* TASK DIRECTIONS *
Give every line below again, exactly.

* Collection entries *
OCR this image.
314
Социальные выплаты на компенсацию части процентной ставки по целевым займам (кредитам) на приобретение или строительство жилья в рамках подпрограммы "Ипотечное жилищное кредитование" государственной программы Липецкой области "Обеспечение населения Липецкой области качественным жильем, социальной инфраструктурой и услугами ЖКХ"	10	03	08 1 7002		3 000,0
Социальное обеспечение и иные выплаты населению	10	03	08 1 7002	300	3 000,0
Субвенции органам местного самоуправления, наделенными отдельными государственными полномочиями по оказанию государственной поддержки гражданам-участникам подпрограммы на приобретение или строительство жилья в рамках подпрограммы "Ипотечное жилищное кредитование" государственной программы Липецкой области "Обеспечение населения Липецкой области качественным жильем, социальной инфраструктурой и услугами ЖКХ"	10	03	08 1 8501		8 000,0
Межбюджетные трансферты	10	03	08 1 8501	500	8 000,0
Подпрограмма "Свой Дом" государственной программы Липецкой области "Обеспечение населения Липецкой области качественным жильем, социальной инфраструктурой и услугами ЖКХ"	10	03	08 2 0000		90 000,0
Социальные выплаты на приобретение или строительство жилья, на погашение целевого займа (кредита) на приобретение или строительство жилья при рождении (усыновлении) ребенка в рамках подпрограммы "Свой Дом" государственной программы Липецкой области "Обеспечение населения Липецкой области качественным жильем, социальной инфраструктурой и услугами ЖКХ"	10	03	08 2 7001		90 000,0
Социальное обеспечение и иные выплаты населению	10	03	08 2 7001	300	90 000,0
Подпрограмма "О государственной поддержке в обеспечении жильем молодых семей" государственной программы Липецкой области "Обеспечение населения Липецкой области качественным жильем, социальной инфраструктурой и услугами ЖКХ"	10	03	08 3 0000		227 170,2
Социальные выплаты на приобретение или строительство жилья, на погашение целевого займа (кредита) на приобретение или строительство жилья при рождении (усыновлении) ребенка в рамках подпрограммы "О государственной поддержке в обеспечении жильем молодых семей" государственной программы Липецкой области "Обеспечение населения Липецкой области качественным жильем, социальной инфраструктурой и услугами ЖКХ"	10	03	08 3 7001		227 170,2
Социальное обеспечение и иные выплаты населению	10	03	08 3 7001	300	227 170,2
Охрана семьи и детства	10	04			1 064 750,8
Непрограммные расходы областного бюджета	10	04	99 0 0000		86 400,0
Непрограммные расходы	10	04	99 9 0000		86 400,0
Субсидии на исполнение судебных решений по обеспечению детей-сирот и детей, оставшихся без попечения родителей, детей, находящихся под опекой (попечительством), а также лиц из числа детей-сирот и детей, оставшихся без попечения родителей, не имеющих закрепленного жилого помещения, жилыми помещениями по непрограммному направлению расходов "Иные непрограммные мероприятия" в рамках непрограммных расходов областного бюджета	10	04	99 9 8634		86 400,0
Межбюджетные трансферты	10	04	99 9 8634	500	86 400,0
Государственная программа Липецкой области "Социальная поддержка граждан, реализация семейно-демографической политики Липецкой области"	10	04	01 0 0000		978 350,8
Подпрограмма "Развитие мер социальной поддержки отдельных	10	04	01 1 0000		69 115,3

* IN RESPONSE *
OCR this image.
314
Социальные выплаты на компенсацию части процентной ставки по целевым займам (кредитам) на приобретение или строительство жилья в рамках подпрограммы "Ипотечное жилищное кредитование" государственной программы Липецкой области "Обеспечение населения Липецкой области качественным жильем, социальной инфраструктурой и услугами ЖКХ"	10	03	08 1 7002		3 000,0
Социальное обеспечение и иные выплаты населению	10	03	08 1 7002	300	3 000,0
Субвенции органам местного самоуправления, наделенными отдельными государственными полномочиями по оказанию государственной поддержки гражданам-участникам подпрограммы на приобретение или строительство жилья в рамках подпрограммы "Ипотечное жилищное кредитование" государственной программы Липецкой области "Обеспечение населения Липецкой области качественным жильем, социальной инфраструктурой и услугами ЖКХ"	10	03	08 1 8501		8 000,0
Межбюджетные трансферты	10	03	08 1 8501	500	8 000,0
Подпрограмма "Свой Дом" государственной программы Липецкой области "Обеспечение населения Липецкой области качественным жильем, социальной инфраструктурой и услугами ЖКХ"	10	03	08 2 0000		90 000,0
Социальные выплаты на приобретение или строительство жилья, на погашение целевого займа (кредита) на приобретение или строительство жилья при рождении (усыновлении) ребенка в рамках подпрограммы "Свой Дом" государственной программы Липецкой области "Обеспечение населения Липецкой области качественным жильем, социальной инфраструктурой и услугами ЖКХ"	10	03	08 2 7001		90 000,0
Социальное обеспечение и иные выплаты населению	10	03	08 2 7001	300	90 000,0
Подпрограмма "О государственной поддержке в обеспечении жильем молодых семей" государственной программы Липецкой области "Обеспечение населения Липецкой области качественным жильем, социальной инфраструктурой и услугами ЖКХ"	10	03	08 3 0000		227 170,2
Социальные выплаты на приобретение или строительство жилья, на погашение целевого займа (кредита) на приобретение или строительство жилья при рождении (усыновлении) ребенка в рамках подпрограммы "О государственной поддержке в обеспечении жильем молодых семей" государственной программы Липецкой области "Обеспечение населения Липецкой области качественным жильем, социальной инфраструктурой и услугами ЖКХ"	10	03	08 3 7001		227 170,2
Социальное обеспечение и иные выплаты населению	10	03	08 3 7001	300	227 170,2
Охрана семьи и детства	10	04			1 064 750,8
Непрограммные расходы областного бюджета	10	04	99 0 0000		86 400,0
Непрограммные расходы	10	04	99 9 0000		86 400,0
Субсидии на исполнение судебных решений по обеспечению детей-сирот и детей, оставшихся без попечения родителей, детей, находящихся под опекой (попечительством), а также лиц из числа детей-сирот и детей, оставшихся без попечения родителей, не имеющих закрепленного жилого помещения, жилыми помещениями по непрограммному направлению расходов "Иные непрограммные мероприятия" в рамках непрограммных расходов областного бюджета	10	04	99 9 8634		86 400,0
Межбюджетные трансферты	10	04	99 9 8634	500	86 400,0
Государственная программа Липецкой области "Социальная поддержка граждан, реализация семейно-демографической политики Липецкой области"	10	04	01 0 0000		978 350,8
Подпрограмма "Развитие мер социальной поддержки отдельных	10	04	01 1 0000		69 115,3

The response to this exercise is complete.